-- begin Given data --

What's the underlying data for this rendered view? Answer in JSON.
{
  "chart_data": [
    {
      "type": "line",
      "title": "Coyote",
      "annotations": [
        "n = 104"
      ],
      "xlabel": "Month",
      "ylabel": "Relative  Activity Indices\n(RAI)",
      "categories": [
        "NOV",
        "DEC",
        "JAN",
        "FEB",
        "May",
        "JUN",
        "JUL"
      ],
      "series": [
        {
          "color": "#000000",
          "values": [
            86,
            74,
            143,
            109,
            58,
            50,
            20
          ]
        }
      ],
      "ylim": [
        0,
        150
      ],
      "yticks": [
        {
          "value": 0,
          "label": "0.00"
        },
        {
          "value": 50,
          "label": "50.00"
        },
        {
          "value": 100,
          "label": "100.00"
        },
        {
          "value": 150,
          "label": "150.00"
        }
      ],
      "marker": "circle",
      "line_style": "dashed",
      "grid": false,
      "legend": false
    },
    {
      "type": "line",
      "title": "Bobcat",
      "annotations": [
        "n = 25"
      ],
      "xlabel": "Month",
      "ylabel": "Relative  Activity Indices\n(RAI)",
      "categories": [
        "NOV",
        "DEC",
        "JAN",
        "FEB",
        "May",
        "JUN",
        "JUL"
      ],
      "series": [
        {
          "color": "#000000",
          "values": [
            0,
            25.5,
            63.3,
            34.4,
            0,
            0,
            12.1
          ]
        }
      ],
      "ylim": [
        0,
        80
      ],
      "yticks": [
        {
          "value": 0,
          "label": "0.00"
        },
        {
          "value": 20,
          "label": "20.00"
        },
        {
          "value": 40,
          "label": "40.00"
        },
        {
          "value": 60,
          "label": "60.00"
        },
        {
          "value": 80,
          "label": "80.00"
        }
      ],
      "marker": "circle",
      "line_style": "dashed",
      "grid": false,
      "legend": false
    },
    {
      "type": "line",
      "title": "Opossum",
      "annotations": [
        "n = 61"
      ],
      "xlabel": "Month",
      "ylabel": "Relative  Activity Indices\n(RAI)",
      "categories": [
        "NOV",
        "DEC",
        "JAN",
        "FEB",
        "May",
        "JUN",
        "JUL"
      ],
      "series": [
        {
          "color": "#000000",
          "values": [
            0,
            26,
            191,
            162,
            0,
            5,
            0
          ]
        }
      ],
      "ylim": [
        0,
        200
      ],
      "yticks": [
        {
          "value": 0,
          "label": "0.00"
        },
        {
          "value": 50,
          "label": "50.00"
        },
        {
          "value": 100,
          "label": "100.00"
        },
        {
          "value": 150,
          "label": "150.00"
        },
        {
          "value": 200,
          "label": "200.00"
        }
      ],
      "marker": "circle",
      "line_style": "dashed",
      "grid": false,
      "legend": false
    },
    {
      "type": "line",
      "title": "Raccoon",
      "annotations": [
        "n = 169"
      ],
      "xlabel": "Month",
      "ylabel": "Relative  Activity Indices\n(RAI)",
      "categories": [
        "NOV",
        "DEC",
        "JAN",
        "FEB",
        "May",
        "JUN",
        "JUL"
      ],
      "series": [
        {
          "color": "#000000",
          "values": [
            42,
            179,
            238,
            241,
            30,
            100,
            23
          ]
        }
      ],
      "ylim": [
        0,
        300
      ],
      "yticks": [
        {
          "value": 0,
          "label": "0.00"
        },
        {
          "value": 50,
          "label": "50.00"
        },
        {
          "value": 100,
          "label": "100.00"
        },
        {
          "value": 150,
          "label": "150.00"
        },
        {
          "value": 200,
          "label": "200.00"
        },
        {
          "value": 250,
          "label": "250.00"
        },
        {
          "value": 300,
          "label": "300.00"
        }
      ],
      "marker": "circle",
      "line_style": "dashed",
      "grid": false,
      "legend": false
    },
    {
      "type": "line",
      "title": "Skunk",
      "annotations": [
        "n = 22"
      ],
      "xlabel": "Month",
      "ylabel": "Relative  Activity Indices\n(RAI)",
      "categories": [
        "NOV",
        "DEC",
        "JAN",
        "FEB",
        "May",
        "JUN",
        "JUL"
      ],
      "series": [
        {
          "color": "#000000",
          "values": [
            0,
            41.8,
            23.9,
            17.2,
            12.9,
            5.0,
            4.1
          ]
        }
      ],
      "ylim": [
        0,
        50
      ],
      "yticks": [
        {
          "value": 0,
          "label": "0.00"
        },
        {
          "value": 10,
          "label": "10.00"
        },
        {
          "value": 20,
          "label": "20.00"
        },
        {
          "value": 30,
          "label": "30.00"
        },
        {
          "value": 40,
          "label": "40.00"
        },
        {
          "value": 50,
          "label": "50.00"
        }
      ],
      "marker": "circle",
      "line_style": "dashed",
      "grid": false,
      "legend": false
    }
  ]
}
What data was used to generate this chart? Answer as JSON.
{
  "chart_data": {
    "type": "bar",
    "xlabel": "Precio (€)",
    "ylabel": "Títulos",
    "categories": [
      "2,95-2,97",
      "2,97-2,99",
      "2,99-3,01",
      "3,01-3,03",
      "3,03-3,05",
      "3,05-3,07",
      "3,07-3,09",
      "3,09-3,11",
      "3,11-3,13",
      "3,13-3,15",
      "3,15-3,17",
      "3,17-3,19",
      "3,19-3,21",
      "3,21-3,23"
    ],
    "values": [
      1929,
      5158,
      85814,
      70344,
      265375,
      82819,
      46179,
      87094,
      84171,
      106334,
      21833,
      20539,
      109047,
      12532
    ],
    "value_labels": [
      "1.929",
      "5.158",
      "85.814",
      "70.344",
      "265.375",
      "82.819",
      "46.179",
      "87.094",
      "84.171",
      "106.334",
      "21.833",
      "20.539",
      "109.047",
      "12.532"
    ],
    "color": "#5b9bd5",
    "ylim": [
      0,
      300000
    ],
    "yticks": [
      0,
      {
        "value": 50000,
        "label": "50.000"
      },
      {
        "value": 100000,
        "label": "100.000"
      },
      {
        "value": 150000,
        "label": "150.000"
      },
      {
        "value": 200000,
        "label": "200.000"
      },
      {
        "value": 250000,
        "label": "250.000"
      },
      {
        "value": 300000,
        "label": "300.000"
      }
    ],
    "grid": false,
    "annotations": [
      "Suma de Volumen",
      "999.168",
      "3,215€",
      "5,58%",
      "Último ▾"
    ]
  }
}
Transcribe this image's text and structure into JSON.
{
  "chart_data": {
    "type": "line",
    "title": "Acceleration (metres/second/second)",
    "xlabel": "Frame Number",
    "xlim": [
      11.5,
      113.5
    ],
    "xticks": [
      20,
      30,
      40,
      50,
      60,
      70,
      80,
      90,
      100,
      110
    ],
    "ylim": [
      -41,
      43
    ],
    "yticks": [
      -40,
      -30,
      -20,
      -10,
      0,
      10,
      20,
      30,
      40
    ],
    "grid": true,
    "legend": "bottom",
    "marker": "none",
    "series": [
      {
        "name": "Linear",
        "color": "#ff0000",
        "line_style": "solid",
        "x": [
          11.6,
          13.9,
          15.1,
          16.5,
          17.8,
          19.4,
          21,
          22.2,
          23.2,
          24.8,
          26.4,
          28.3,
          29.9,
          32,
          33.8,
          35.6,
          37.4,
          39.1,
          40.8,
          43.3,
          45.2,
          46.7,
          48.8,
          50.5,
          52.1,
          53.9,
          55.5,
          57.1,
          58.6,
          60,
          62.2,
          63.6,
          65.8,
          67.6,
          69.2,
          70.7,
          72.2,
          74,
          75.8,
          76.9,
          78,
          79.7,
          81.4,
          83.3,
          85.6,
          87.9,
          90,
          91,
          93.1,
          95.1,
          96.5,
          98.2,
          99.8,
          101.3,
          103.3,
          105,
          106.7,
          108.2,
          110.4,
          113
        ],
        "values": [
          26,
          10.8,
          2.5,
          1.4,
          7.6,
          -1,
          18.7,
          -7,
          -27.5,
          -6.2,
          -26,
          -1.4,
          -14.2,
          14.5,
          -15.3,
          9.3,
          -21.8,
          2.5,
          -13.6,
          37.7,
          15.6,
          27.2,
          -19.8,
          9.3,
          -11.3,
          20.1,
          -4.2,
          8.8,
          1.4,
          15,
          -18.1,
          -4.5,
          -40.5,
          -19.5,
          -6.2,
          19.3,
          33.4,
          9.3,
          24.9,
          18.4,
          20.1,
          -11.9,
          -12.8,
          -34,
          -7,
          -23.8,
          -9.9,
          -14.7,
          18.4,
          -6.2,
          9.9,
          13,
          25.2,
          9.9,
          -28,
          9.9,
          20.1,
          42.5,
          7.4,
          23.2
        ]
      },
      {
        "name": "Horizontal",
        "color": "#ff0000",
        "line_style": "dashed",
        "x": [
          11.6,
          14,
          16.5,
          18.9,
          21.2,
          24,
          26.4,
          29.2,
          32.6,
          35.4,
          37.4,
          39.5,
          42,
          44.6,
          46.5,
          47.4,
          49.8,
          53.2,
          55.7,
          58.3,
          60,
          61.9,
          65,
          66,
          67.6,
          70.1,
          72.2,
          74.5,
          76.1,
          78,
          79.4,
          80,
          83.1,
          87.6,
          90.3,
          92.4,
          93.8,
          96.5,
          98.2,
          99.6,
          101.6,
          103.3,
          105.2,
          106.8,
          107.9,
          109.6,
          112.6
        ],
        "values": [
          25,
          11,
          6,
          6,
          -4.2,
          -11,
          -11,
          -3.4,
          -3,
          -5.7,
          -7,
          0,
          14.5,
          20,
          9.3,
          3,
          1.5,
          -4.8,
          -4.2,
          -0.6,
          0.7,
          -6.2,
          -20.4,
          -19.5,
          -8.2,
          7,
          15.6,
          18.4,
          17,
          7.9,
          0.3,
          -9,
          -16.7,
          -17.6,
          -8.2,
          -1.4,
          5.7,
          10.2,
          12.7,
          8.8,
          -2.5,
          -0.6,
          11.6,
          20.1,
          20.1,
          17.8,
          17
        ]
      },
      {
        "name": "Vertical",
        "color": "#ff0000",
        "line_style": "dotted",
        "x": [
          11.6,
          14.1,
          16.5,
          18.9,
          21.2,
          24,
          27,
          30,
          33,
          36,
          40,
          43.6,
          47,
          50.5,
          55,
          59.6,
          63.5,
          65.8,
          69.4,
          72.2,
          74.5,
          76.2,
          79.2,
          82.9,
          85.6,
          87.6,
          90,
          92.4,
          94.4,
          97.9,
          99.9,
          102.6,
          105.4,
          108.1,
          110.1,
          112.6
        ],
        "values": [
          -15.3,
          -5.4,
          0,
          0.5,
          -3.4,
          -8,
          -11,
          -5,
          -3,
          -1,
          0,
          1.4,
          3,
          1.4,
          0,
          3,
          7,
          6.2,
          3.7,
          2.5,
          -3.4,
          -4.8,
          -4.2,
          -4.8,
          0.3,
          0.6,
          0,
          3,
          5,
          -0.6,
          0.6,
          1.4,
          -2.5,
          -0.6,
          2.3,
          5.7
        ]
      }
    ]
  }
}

-- end Given data --

**What the exercise asks**
Copy out all lines that carry the word "JSON".

**Output below**
What's the underlying data for this rendered view? Answer in JSON.
What data was used to generate this chart? Answer as JSON.
Transcribe this image's text and structure into JSON.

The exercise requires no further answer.